• DIRECTIONS FOR THIS TASK: Filter the listing below, copying every line in which the word "color" appears.

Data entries
Start

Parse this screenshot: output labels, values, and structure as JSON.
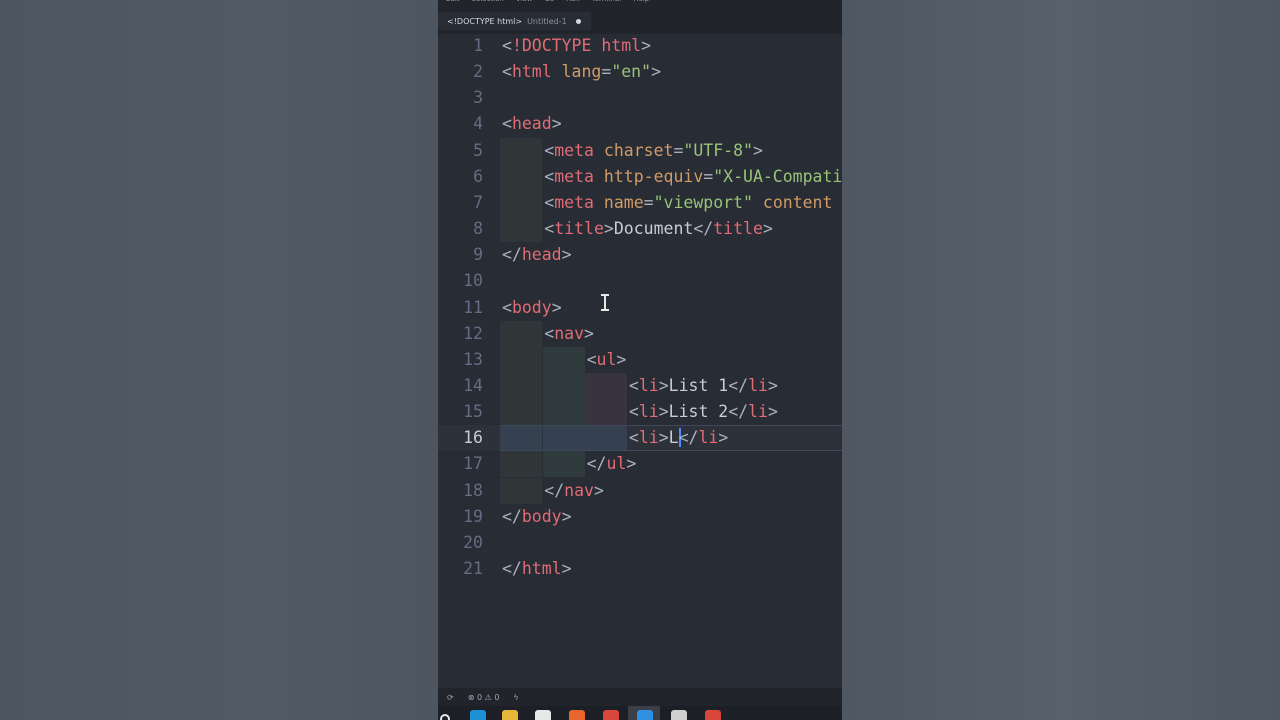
{
  "menubar": [
    "Edit",
    "Selection",
    "View",
    "Go",
    "Run",
    "Terminal",
    "Help"
  ],
  "tab": {
    "title": "<!DOCTYPE html>",
    "file": "Untitled-1"
  },
  "editor": {
    "current_line": 16,
    "lines": [
      {
        "n": "1",
        "guides": 0,
        "tokens": [
          [
            "p",
            "<"
          ],
          [
            "t",
            "!DOCTYPE"
          ],
          [
            "p",
            " "
          ],
          [
            "t",
            "html"
          ],
          [
            "p",
            ">"
          ]
        ]
      },
      {
        "n": "2",
        "guides": 0,
        "tokens": [
          [
            "p",
            "<"
          ],
          [
            "t",
            "html"
          ],
          [
            "p",
            " "
          ],
          [
            "a",
            "lang"
          ],
          [
            "p",
            "="
          ],
          [
            "s",
            "\"en\""
          ],
          [
            "p",
            ">"
          ]
        ]
      },
      {
        "n": "3",
        "guides": 0,
        "tokens": []
      },
      {
        "n": "4",
        "guides": 0,
        "tokens": [
          [
            "p",
            "<"
          ],
          [
            "t",
            "head"
          ],
          [
            "p",
            ">"
          ]
        ]
      },
      {
        "n": "5",
        "guides": 1,
        "tokens": [
          [
            "p",
            "<"
          ],
          [
            "t",
            "meta"
          ],
          [
            "p",
            " "
          ],
          [
            "a",
            "charset"
          ],
          [
            "p",
            "="
          ],
          [
            "s",
            "\"UTF-8\""
          ],
          [
            "p",
            ">"
          ]
        ]
      },
      {
        "n": "6",
        "guides": 1,
        "tokens": [
          [
            "p",
            "<"
          ],
          [
            "t",
            "meta"
          ],
          [
            "p",
            " "
          ],
          [
            "a",
            "http-equiv"
          ],
          [
            "p",
            "="
          ],
          [
            "s",
            "\"X-UA-Compatible\""
          ]
        ]
      },
      {
        "n": "7",
        "guides": 1,
        "tokens": [
          [
            "p",
            "<"
          ],
          [
            "t",
            "meta"
          ],
          [
            "p",
            " "
          ],
          [
            "a",
            "name"
          ],
          [
            "p",
            "="
          ],
          [
            "s",
            "\"viewport\""
          ],
          [
            "p",
            " "
          ],
          [
            "a",
            "content"
          ]
        ]
      },
      {
        "n": "8",
        "guides": 1,
        "tokens": [
          [
            "p",
            "<"
          ],
          [
            "t",
            "title"
          ],
          [
            "p",
            ">"
          ],
          [
            "tx",
            "Document"
          ],
          [
            "p",
            "</"
          ],
          [
            "t",
            "title"
          ],
          [
            "p",
            ">"
          ]
        ]
      },
      {
        "n": "9",
        "guides": 0,
        "tokens": [
          [
            "p",
            "</"
          ],
          [
            "t",
            "head"
          ],
          [
            "p",
            ">"
          ]
        ]
      },
      {
        "n": "10",
        "guides": 0,
        "tokens": []
      },
      {
        "n": "11",
        "guides": 0,
        "tokens": [
          [
            "p",
            "<"
          ],
          [
            "t",
            "body"
          ],
          [
            "p",
            ">"
          ]
        ]
      },
      {
        "n": "12",
        "guides": 1,
        "tokens": [
          [
            "p",
            "<"
          ],
          [
            "t",
            "nav"
          ],
          [
            "p",
            ">"
          ]
        ]
      },
      {
        "n": "13",
        "guides": 2,
        "tokens": [
          [
            "p",
            "<"
          ],
          [
            "t",
            "ul"
          ],
          [
            "p",
            ">"
          ]
        ]
      },
      {
        "n": "14",
        "guides": 3,
        "tokens": [
          [
            "p",
            "<"
          ],
          [
            "t",
            "li"
          ],
          [
            "p",
            ">"
          ],
          [
            "tx",
            "List 1"
          ],
          [
            "p",
            "</"
          ],
          [
            "t",
            "li"
          ],
          [
            "p",
            ">"
          ]
        ]
      },
      {
        "n": "15",
        "guides": 3,
        "tokens": [
          [
            "p",
            "<"
          ],
          [
            "t",
            "li"
          ],
          [
            "p",
            ">"
          ],
          [
            "tx",
            "List 2"
          ],
          [
            "p",
            "</"
          ],
          [
            "t",
            "li"
          ],
          [
            "p",
            ">"
          ]
        ]
      },
      {
        "n": "16",
        "guides": 3,
        "tokens": [
          [
            "p",
            "<"
          ],
          [
            "t",
            "li"
          ],
          [
            "p",
            ">"
          ],
          [
            "tx",
            "L"
          ],
          [
            "caret",
            ""
          ],
          [
            "p",
            "</"
          ],
          [
            "t",
            "li"
          ],
          [
            "p",
            ">"
          ]
        ]
      },
      {
        "n": "17",
        "guides": 2,
        "tokens": [
          [
            "p",
            "</"
          ],
          [
            "t",
            "ul"
          ],
          [
            "p",
            ">"
          ]
        ]
      },
      {
        "n": "18",
        "guides": 1,
        "tokens": [
          [
            "p",
            "</"
          ],
          [
            "t",
            "nav"
          ],
          [
            "p",
            ">"
          ]
        ]
      },
      {
        "n": "19",
        "guides": 0,
        "tokens": [
          [
            "p",
            "</"
          ],
          [
            "t",
            "body"
          ],
          [
            "p",
            ">"
          ]
        ]
      },
      {
        "n": "20",
        "guides": 0,
        "tokens": []
      },
      {
        "n": "21",
        "guides": 0,
        "tokens": [
          [
            "p",
            "</"
          ],
          [
            "t",
            "html"
          ],
          [
            "p",
            ">"
          ]
        ]
      }
    ]
  },
  "statusbar": {
    "errors": "0",
    "warnings": "0"
  },
  "taskbar": {
    "icons": [
      {
        "name": "search-icon",
        "color": "#e8e8e8"
      },
      {
        "name": "edge-icon",
        "color": "#1e90d8"
      },
      {
        "name": "file-explorer-icon",
        "color": "#e8b63a"
      },
      {
        "name": "store-icon",
        "color": "#e8e8e8"
      },
      {
        "name": "firefox-icon",
        "color": "#e8652b"
      },
      {
        "name": "chrome-icon",
        "color": "#d9463b"
      },
      {
        "name": "vscode-icon",
        "color": "#2f8fe0"
      },
      {
        "name": "github-icon",
        "color": "#d0d0d0"
      },
      {
        "name": "chrome-icon",
        "color": "#d9463b"
      }
    ]
  }
}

End

• SOLVED PROBLEM:
        "color": "#e8e8e8"
        "color": "#1e90d8"
        "color": "#e8b63a"
        "color": "#e8e8e8"
        "color": "#e8652b"
        "color": "#d9463b"
        "color": "#2f8fe0"
        "color": "#d0d0d0"
        "color": "#d9463b"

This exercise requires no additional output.